> INPUT
────────
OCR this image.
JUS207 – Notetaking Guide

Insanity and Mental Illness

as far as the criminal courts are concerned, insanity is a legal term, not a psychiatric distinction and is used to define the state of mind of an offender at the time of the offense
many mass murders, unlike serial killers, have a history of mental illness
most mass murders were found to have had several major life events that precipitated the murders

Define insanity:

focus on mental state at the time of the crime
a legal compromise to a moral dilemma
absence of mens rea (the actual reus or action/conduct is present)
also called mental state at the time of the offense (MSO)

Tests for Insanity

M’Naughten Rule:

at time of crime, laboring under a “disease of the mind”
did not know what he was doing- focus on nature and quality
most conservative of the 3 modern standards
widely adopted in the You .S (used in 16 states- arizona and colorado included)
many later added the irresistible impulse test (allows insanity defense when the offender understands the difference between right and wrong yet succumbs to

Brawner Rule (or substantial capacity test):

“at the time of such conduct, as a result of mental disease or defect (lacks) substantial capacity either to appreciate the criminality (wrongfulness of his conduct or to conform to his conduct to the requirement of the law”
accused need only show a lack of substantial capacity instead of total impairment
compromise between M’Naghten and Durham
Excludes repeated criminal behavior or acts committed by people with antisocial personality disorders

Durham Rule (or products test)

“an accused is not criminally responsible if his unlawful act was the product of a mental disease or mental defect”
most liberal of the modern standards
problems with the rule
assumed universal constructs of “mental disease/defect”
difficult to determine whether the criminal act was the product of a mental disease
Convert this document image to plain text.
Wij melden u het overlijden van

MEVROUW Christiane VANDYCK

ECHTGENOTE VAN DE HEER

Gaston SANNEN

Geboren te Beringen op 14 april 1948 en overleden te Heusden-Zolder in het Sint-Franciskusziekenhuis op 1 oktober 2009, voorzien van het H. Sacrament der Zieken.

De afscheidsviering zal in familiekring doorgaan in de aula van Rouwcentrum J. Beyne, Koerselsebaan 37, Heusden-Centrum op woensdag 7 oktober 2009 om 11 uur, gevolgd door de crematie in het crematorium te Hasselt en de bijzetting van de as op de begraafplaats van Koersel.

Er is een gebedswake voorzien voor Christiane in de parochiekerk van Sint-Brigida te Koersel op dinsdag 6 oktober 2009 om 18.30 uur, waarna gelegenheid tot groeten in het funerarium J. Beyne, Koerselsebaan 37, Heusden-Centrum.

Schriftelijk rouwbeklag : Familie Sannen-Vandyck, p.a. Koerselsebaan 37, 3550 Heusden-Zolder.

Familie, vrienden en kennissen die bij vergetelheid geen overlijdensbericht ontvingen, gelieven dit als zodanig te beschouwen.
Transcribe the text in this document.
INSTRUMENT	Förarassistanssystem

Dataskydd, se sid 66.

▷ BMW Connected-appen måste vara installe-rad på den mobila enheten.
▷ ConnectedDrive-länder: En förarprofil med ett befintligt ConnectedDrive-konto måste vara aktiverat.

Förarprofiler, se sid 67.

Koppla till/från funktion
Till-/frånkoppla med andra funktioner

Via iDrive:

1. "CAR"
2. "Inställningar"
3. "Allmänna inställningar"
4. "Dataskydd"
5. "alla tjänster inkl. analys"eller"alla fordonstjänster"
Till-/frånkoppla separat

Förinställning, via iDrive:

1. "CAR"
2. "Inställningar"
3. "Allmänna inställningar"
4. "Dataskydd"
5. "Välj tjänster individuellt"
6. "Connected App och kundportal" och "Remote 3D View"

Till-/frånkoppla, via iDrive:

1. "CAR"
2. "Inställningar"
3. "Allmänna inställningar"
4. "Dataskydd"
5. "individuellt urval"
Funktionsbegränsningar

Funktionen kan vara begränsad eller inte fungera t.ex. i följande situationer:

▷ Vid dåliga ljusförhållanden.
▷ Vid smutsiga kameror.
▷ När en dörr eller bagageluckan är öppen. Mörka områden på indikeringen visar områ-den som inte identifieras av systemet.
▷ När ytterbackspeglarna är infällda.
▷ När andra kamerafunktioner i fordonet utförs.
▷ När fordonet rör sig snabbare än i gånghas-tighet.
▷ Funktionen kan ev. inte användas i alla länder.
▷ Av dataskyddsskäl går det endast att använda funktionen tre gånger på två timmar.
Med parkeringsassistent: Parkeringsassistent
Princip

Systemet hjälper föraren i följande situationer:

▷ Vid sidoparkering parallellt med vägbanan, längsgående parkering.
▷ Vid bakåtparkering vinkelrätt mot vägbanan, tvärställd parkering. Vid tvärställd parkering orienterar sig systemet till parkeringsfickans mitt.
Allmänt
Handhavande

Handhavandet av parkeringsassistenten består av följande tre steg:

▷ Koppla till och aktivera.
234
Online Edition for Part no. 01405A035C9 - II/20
────────
> WHAT YOU WILL DO
Go through the listing above and restate it word for word.

> RESULT
OCR this image.
JUS207 – Notetaking Guide

Insanity and Mental Illness

as far as the criminal courts are concerned, insanity is a legal term, not a psychiatric distinction and is used to define the state of mind of an offender at the time of the offense
many mass murders, unlike serial killers, have a history of mental illness
most mass murders were found to have had several major life events that precipitated the murders

Define insanity:

focus on mental state at the time of the crime
a legal compromise to a moral dilemma
absence of mens rea (the actual reus or action/conduct is present)
also called mental state at the time of the offense (MSO)

Tests for Insanity

M’Naughten Rule:

at time of crime, laboring under a “disease of the mind”
did not know what he was doing- focus on nature and quality
most conservative of the 3 modern standards
widely adopted in the You .S (used in 16 states- arizona and colorado included)
many later added the irresistible impulse test (allows insanity defense when the offender understands the difference between right and wrong yet succumbs to

Brawner Rule (or substantial capacity test):

“at the time of such conduct, as a result of mental disease or defect (lacks) substantial capacity either to appreciate the criminality (wrongfulness of his conduct or to conform to his conduct to the requirement of the law”
accused need only show a lack of substantial capacity instead of total impairment
compromise between M’Naghten and Durham
Excludes repeated criminal behavior or acts committed by people with antisocial personality disorders

Durham Rule (or products test)

“an accused is not criminally responsible if his unlawful act was the product of a mental disease or mental defect”
most liberal of the modern standards
problems with the rule
assumed universal constructs of “mental disease/defect”
difficult to determine whether the criminal act was the product of a mental disease
Convert this document image to plain text.
Wij melden u het overlijden van

MEVROUW Christiane VANDYCK

ECHTGENOTE VAN DE HEER

Gaston SANNEN

Geboren te Beringen op 14 april 1948 en overleden te Heusden-Zolder in het Sint-Franciskusziekenhuis op 1 oktober 2009, voorzien van het H. Sacrament der Zieken.

De afscheidsviering zal in familiekring doorgaan in de aula van Rouwcentrum J. Beyne, Koerselsebaan 37, Heusden-Centrum op woensdag 7 oktober 2009 om 11 uur, gevolgd door de crematie in het crematorium te Hasselt en de bijzetting van de as op de begraafplaats van Koersel.

Er is een gebedswake voorzien voor Christiane in de parochiekerk van Sint-Brigida te Koersel op dinsdag 6 oktober 2009 om 18.30 uur, waarna gelegenheid tot groeten in het funerarium J. Beyne, Koerselsebaan 37, Heusden-Centrum.

Schriftelijk rouwbeklag : Familie Sannen-Vandyck, p.a. Koerselsebaan 37, 3550 Heusden-Zolder.

Familie, vrienden en kennissen die bij vergetelheid geen overlijdensbericht ontvingen, gelieven dit als zodanig te beschouwen.
Transcribe the text in this document.
INSTRUMENT	Förarassistanssystem

Dataskydd, se sid 66.

▷ BMW Connected-appen måste vara installe-rad på den mobila enheten.
▷ ConnectedDrive-länder: En förarprofil med ett befintligt ConnectedDrive-konto måste vara aktiverat.

Förarprofiler, se sid 67.

Koppla till/från funktion
Till-/frånkoppla med andra funktioner

Via iDrive:

1. "CAR"
2. "Inställningar"
3. "Allmänna inställningar"
4. "Dataskydd"
5. "alla tjänster inkl. analys"eller"alla fordonstjänster"
Till-/frånkoppla separat

Förinställning, via iDrive:

1. "CAR"
2. "Inställningar"
3. "Allmänna inställningar"
4. "Dataskydd"
5. "Välj tjänster individuellt"
6. "Connected App och kundportal" och "Remote 3D View"

Till-/frånkoppla, via iDrive:

1. "CAR"
2. "Inställningar"
3. "Allmänna inställningar"
4. "Dataskydd"
5. "individuellt urval"
Funktionsbegränsningar

Funktionen kan vara begränsad eller inte fungera t.ex. i följande situationer:

▷ Vid dåliga ljusförhållanden.
▷ Vid smutsiga kameror.
▷ När en dörr eller bagageluckan är öppen. Mörka områden på indikeringen visar områ-den som inte identifieras av systemet.
▷ När ytterbackspeglarna är infällda.
▷ När andra kamerafunktioner i fordonet utförs.
▷ När fordonet rör sig snabbare än i gånghas-tighet.
▷ Funktionen kan ev. inte användas i alla länder.
▷ Av dataskyddsskäl går det endast att använda funktionen tre gånger på två timmar.
Med parkeringsassistent: Parkeringsassistent
Princip

Systemet hjälper föraren i följande situationer:

▷ Vid sidoparkering parallellt med vägbanan, längsgående parkering.
▷ Vid bakåtparkering vinkelrätt mot vägbanan, tvärställd parkering. Vid tvärställd parkering orienterar sig systemet till parkeringsfickans mitt.
Allmänt
Handhavande

Handhavandet av parkeringsassistenten består av följande tre steg:

▷ Koppla till och aktivera.
234
Online Edition for Part no. 01405A035C9 - II/20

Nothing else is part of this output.